### Exercise instructions
Give every entry again, word for word.

[start]

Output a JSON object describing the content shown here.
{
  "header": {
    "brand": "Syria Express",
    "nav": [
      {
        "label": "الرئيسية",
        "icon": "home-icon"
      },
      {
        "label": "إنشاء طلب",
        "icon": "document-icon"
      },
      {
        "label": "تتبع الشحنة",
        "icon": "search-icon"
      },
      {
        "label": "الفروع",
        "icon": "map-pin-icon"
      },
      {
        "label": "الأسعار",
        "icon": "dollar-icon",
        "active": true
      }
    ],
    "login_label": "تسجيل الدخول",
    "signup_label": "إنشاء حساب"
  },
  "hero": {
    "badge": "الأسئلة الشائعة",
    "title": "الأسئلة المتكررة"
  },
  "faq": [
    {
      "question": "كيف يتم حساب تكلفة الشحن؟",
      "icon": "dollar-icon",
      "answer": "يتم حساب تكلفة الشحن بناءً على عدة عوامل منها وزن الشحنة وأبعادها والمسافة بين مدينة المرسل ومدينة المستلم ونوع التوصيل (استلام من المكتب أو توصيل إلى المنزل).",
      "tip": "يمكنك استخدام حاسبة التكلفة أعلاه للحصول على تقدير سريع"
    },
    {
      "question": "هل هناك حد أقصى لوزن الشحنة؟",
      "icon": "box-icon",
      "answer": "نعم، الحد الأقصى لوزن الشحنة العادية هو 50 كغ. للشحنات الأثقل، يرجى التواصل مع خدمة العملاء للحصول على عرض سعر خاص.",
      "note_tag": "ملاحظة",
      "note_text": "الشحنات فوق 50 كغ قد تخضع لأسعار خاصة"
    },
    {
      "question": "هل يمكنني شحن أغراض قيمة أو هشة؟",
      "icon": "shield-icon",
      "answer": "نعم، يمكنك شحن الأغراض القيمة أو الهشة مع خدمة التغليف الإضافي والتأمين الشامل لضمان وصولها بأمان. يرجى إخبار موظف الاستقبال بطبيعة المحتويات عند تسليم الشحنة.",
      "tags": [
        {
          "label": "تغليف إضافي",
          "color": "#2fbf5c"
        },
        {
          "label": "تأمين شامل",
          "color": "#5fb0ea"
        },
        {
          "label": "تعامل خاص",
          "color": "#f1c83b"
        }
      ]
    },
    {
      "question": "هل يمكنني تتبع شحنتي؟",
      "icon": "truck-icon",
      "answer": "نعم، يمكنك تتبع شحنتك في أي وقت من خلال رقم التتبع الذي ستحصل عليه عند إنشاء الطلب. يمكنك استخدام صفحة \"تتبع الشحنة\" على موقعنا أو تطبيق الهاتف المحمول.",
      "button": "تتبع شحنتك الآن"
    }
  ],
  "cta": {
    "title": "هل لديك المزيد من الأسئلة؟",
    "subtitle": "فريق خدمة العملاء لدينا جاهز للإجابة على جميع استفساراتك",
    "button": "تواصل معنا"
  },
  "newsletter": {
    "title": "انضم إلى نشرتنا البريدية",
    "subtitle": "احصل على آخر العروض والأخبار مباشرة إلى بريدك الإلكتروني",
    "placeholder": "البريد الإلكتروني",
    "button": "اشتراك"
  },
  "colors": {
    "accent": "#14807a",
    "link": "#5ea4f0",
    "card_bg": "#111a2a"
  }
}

[end]

### Result of this task
Output a JSON object describing the content shown here.
{
  "header": {
    "brand": "Syria Express",
    "nav": [
      {
        "label": "الرئيسية",
        "icon": "home-icon"
      },
      {
        "label": "إنشاء طلب",
        "icon": "document-icon"
      },
      {
        "label": "تتبع الشحنة",
        "icon": "search-icon"
      },
      {
        "label": "الفروع",
        "icon": "map-pin-icon"
      },
      {
        "label": "الأسعار",
        "icon": "dollar-icon",
        "active": true
      }
    ],
    "login_label": "تسجيل الدخول",
    "signup_label": "إنشاء حساب"
  },
  "hero": {
    "badge": "الأسئلة الشائعة",
    "title": "الأسئلة المتكررة"
  },
  "faq": [
    {
      "question": "كيف يتم حساب تكلفة الشحن؟",
      "icon": "dollar-icon",
      "answer": "يتم حساب تكلفة الشحن بناءً على عدة عوامل منها وزن الشحنة وأبعادها والمسافة بين مدينة المرسل ومدينة المستلم ونوع التوصيل (استلام من المكتب أو توصيل إلى المنزل).",
      "tip": "يمكنك استخدام حاسبة التكلفة أعلاه للحصول على تقدير سريع"
    },
    {
      "question": "هل هناك حد أقصى لوزن الشحنة؟",
      "icon": "box-icon",
      "answer": "نعم، الحد الأقصى لوزن الشحنة العادية هو 50 كغ. للشحنات الأثقل، يرجى التواصل مع خدمة العملاء للحصول على عرض سعر خاص.",
      "note_tag": "ملاحظة",
      "note_text": "الشحنات فوق 50 كغ قد تخضع لأسعار خاصة"
    },
    {
      "question": "هل يمكنني شحن أغراض قيمة أو هشة؟",
      "icon": "shield-icon",
      "answer": "نعم، يمكنك شحن الأغراض القيمة أو الهشة مع خدمة التغليف الإضافي والتأمين الشامل لضمان وصولها بأمان. يرجى إخبار موظف الاستقبال بطبيعة المحتويات عند تسليم الشحنة.",
      "tags": [
        {
          "label": "تغليف إضافي",
          "color": "#2fbf5c"
        },
        {
          "label": "تأمين شامل",
          "color": "#5fb0ea"
        },
        {
          "label": "تعامل خاص",
          "color": "#f1c83b"
        }
      ]
    },
    {
      "question": "هل يمكنني تتبع شحنتي؟",
      "icon": "truck-icon",
      "answer": "نعم، يمكنك تتبع شحنتك في أي وقت من خلال رقم التتبع الذي ستحصل عليه عند إنشاء الطلب. يمكنك استخدام صفحة \"تتبع الشحنة\" على موقعنا أو تطبيق الهاتف المحمول.",
      "button": "تتبع شحنتك الآن"
    }
  ],
  "cta": {
    "title": "هل لديك المزيد من الأسئلة؟",
    "subtitle": "فريق خدمة العملاء لدينا جاهز للإجابة على جميع استفساراتك",
    "button": "تواصل معنا"
  },
  "newsletter": {
    "title": "انضم إلى نشرتنا البريدية",
    "subtitle": "احصل على آخر العروض والأخبار مباشرة إلى بريدك الإلكتروني",
    "placeholder": "البريد الإلكتروني",
    "button": "اشتراك"
  },
  "colors": {
    "accent": "#14807a",
    "link": "#5ea4f0",
    "card_bg": "#111a2a"
  }
}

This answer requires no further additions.